Set exercise
How many lines in the records below hold the string "yourdomain"? Answer with the number alone.

Listing
----
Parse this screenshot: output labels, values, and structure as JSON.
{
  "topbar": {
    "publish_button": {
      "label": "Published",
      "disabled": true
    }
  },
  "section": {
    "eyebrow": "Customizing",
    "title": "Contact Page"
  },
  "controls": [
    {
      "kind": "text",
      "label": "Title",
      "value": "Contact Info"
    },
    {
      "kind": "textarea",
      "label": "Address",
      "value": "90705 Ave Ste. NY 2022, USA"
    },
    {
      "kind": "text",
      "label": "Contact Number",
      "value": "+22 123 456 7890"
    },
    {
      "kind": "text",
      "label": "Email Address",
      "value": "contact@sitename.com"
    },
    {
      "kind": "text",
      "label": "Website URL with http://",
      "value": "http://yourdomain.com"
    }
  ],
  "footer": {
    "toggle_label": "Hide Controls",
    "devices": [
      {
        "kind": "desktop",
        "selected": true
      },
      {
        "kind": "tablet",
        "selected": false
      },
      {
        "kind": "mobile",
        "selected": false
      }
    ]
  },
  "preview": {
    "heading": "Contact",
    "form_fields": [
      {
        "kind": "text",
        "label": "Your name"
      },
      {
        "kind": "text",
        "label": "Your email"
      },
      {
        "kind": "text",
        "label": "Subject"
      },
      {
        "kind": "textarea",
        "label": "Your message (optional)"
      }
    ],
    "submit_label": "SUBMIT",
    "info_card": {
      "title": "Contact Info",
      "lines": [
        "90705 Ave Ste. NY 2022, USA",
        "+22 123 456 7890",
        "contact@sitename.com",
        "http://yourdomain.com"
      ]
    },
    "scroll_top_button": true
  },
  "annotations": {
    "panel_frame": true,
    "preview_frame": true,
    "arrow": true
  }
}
----
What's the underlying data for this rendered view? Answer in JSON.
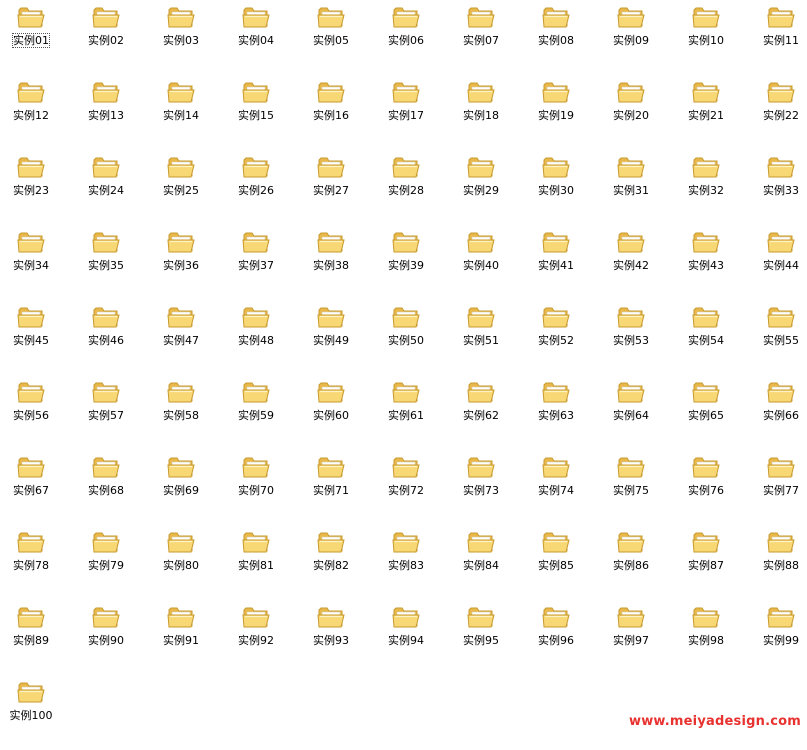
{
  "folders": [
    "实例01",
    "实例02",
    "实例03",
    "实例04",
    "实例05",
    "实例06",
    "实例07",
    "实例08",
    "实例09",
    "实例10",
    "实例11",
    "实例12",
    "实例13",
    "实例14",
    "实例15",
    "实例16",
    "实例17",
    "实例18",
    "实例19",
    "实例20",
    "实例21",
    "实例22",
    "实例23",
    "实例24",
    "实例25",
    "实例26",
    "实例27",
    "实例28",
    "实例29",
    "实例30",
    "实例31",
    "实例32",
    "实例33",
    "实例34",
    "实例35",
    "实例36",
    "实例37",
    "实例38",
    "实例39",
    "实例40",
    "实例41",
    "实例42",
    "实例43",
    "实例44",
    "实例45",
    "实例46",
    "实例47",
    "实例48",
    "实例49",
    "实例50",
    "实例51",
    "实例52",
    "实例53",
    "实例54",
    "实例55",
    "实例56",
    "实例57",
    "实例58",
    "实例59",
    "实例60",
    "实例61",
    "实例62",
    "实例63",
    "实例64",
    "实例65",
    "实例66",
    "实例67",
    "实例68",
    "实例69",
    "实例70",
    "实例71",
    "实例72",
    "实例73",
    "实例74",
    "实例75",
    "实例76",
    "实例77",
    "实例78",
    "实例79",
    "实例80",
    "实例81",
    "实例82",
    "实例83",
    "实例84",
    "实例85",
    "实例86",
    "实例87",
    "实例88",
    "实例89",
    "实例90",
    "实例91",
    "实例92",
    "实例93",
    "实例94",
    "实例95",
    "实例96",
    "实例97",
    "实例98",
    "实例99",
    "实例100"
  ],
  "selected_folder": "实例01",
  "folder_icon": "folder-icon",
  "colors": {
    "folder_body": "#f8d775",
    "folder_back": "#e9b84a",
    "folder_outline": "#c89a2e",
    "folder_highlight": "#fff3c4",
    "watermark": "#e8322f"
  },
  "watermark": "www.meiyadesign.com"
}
----
Exercise solution
2